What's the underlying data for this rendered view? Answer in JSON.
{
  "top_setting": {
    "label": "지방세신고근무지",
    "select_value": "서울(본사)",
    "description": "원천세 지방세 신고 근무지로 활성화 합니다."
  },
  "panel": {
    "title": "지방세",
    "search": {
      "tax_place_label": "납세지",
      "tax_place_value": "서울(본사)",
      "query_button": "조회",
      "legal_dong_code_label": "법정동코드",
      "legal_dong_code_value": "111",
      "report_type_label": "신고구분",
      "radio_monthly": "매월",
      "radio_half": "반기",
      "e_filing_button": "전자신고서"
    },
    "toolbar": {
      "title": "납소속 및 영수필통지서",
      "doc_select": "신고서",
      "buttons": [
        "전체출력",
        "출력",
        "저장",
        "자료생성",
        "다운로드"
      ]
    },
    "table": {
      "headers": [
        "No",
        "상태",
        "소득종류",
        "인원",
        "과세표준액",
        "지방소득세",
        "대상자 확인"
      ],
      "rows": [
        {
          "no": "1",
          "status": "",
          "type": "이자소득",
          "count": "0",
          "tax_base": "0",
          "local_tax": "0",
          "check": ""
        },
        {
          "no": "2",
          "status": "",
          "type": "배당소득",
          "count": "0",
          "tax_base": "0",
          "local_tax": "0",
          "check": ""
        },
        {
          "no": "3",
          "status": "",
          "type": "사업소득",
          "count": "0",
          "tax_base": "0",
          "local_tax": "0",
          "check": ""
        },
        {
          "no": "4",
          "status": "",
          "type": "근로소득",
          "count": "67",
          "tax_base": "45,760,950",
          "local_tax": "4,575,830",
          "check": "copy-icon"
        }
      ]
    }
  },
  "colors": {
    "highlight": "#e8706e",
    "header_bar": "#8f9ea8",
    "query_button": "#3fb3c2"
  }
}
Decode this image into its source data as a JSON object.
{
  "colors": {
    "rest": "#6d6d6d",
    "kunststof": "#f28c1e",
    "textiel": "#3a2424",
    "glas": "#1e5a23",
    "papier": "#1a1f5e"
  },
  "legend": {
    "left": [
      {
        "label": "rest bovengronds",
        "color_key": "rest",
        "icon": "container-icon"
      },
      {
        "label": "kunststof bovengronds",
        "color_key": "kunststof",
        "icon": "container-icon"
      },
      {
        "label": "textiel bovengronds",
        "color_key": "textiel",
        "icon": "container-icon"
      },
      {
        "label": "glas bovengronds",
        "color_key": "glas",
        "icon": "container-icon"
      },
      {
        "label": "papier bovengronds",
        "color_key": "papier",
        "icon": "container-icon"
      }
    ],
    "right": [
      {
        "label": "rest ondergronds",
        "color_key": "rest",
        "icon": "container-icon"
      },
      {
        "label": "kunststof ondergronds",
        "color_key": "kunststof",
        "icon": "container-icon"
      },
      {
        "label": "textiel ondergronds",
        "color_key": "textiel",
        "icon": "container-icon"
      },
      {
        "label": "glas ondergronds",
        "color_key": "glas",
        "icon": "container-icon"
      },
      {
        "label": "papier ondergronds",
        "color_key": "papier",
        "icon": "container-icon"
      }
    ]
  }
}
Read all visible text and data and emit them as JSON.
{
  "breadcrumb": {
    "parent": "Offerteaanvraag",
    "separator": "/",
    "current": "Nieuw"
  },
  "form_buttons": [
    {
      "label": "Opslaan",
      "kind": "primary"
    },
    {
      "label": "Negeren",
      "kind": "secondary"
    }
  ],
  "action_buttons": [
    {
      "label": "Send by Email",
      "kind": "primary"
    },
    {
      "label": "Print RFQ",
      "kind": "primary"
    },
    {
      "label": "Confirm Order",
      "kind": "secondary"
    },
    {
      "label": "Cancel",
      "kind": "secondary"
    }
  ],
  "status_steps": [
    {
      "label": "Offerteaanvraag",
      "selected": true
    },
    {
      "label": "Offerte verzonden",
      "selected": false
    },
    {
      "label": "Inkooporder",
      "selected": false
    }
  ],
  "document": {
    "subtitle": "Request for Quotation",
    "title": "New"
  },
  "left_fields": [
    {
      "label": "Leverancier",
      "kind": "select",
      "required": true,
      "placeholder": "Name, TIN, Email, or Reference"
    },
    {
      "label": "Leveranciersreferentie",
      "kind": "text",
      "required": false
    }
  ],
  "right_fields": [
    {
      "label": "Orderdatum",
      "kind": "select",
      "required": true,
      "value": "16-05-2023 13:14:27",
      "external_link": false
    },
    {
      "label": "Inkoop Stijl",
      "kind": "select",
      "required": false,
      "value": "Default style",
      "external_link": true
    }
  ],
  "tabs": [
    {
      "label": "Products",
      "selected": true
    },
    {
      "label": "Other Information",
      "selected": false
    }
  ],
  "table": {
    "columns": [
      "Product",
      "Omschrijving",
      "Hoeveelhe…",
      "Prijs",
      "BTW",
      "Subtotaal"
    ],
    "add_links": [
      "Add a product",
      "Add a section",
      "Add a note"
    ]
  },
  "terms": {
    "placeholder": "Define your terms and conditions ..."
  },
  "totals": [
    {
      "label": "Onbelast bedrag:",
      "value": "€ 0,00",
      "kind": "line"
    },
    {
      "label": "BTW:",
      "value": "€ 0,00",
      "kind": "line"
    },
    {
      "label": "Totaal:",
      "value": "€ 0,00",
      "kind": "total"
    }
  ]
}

•••

Repeat back the data above, exact to the last character.

- _Result of this exercise_:
What's the underlying data for this rendered view? Answer in JSON.
{
  "top_setting": {
    "label": "지방세신고근무지",
    "select_value": "서울(본사)",
    "description": "원천세 지방세 신고 근무지로 활성화 합니다."
  },
  "panel": {
    "title": "지방세",
    "search": {
      "tax_place_label": "납세지",
      "tax_place_value": "서울(본사)",
      "query_button": "조회",
      "legal_dong_code_label": "법정동코드",
      "legal_dong_code_value": "111",
      "report_type_label": "신고구분",
      "radio_monthly": "매월",
      "radio_half": "반기",
      "e_filing_button": "전자신고서"
    },
    "toolbar": {
      "title": "납소속 및 영수필통지서",
      "doc_select": "신고서",
      "buttons": [
        "전체출력",
        "출력",
        "저장",
        "자료생성",
        "다운로드"
      ]
    },
    "table": {
      "headers": [
        "No",
        "상태",
        "소득종류",
        "인원",
        "과세표준액",
        "지방소득세",
        "대상자 확인"
      ],
      "rows": [
        {
          "no": "1",
          "status": "",
          "type": "이자소득",
          "count": "0",
          "tax_base": "0",
          "local_tax": "0",
          "check": ""
        },
        {
          "no": "2",
          "status": "",
          "type": "배당소득",
          "count": "0",
          "tax_base": "0",
          "local_tax": "0",
          "check": ""
        },
        {
          "no": "3",
          "status": "",
          "type": "사업소득",
          "count": "0",
          "tax_base": "0",
          "local_tax": "0",
          "check": ""
        },
        {
          "no": "4",
          "status": "",
          "type": "근로소득",
          "count": "67",
          "tax_base": "45,760,950",
          "local_tax": "4,575,830",
          "check": "copy-icon"
        }
      ]
    }
  },
  "colors": {
    "highlight": "#e8706e",
    "header_bar": "#8f9ea8",
    "query_button": "#3fb3c2"
  }
}
Decode this image into its source data as a JSON object.
{
  "colors": {
    "rest": "#6d6d6d",
    "kunststof": "#f28c1e",
    "textiel": "#3a2424",
    "glas": "#1e5a23",
    "papier": "#1a1f5e"
  },
  "legend": {
    "left": [
      {
        "label": "rest bovengronds",
        "color_key": "rest",
        "icon": "container-icon"
      },
      {
        "label": "kunststof bovengronds",
        "color_key": "kunststof",
        "icon": "container-icon"
      },
      {
        "label": "textiel bovengronds",
        "color_key": "textiel",
        "icon": "container-icon"
      },
      {
        "label": "glas bovengronds",
        "color_key": "glas",
        "icon": "container-icon"
      },
      {
        "label": "papier bovengronds",
        "color_key": "papier",
        "icon": "container-icon"
      }
    ],
    "right": [
      {
        "label": "rest ondergronds",
        "color_key": "rest",
        "icon": "container-icon"
      },
      {
        "label": "kunststof ondergronds",
        "color_key": "kunststof",
        "icon": "container-icon"
      },
      {
        "label": "textiel ondergronds",
        "color_key": "textiel",
        "icon": "container-icon"
      },
      {
        "label": "glas ondergronds",
        "color_key": "glas",
        "icon": "container-icon"
      },
      {
        "label": "papier ondergronds",
        "color_key": "papier",
        "icon": "container-icon"
      }
    ]
  }
}
Read all visible text and data and emit them as JSON.
{
  "breadcrumb": {
    "parent": "Offerteaanvraag",
    "separator": "/",
    "current": "Nieuw"
  },
  "form_buttons": [
    {
      "label": "Opslaan",
      "kind": "primary"
    },
    {
      "label": "Negeren",
      "kind": "secondary"
    }
  ],
  "action_buttons": [
    {
      "label": "Send by Email",
      "kind": "primary"
    },
    {
      "label": "Print RFQ",
      "kind": "primary"
    },
    {
      "label": "Confirm Order",
      "kind": "secondary"
    },
    {
      "label": "Cancel",
      "kind": "secondary"
    }
  ],
  "status_steps": [
    {
      "label": "Offerteaanvraag",
      "selected": true
    },
    {
      "label": "Offerte verzonden",
      "selected": false
    },
    {
      "label": "Inkooporder",
      "selected": false
    }
  ],
  "document": {
    "subtitle": "Request for Quotation",
    "title": "New"
  },
  "left_fields": [
    {
      "label": "Leverancier",
      "kind": "select",
      "required": true,
      "placeholder": "Name, TIN, Email, or Reference"
    },
    {
      "label": "Leveranciersreferentie",
      "kind": "text",
      "required": false
    }
  ],
  "right_fields": [
    {
      "label": "Orderdatum",
      "kind": "select",
      "required": true,
      "value": "16-05-2023 13:14:27",
      "external_link": false
    },
    {
      "label": "Inkoop Stijl",
      "kind": "select",
      "required": false,
      "value": "Default style",
      "external_link": true
    }
  ],
  "tabs": [
    {
      "label": "Products",
      "selected": true
    },
    {
      "label": "Other Information",
      "selected": false
    }
  ],
  "table": {
    "columns": [
      "Product",
      "Omschrijving",
      "Hoeveelhe…",
      "Prijs",
      "BTW",
      "Subtotaal"
    ],
    "add_links": [
      "Add a product",
      "Add a section",
      "Add a note"
    ]
  },
  "terms": {
    "placeholder": "Define your terms and conditions ..."
  },
  "totals": [
    {
      "label": "Onbelast bedrag:",
      "value": "€ 0,00",
      "kind": "line"
    },
    {
      "label": "BTW:",
      "value": "€ 0,00",
      "kind": "line"
    },
    {
      "label": "Totaal:",
      "value": "€ 0,00",
      "kind": "total"
    }
  ]
}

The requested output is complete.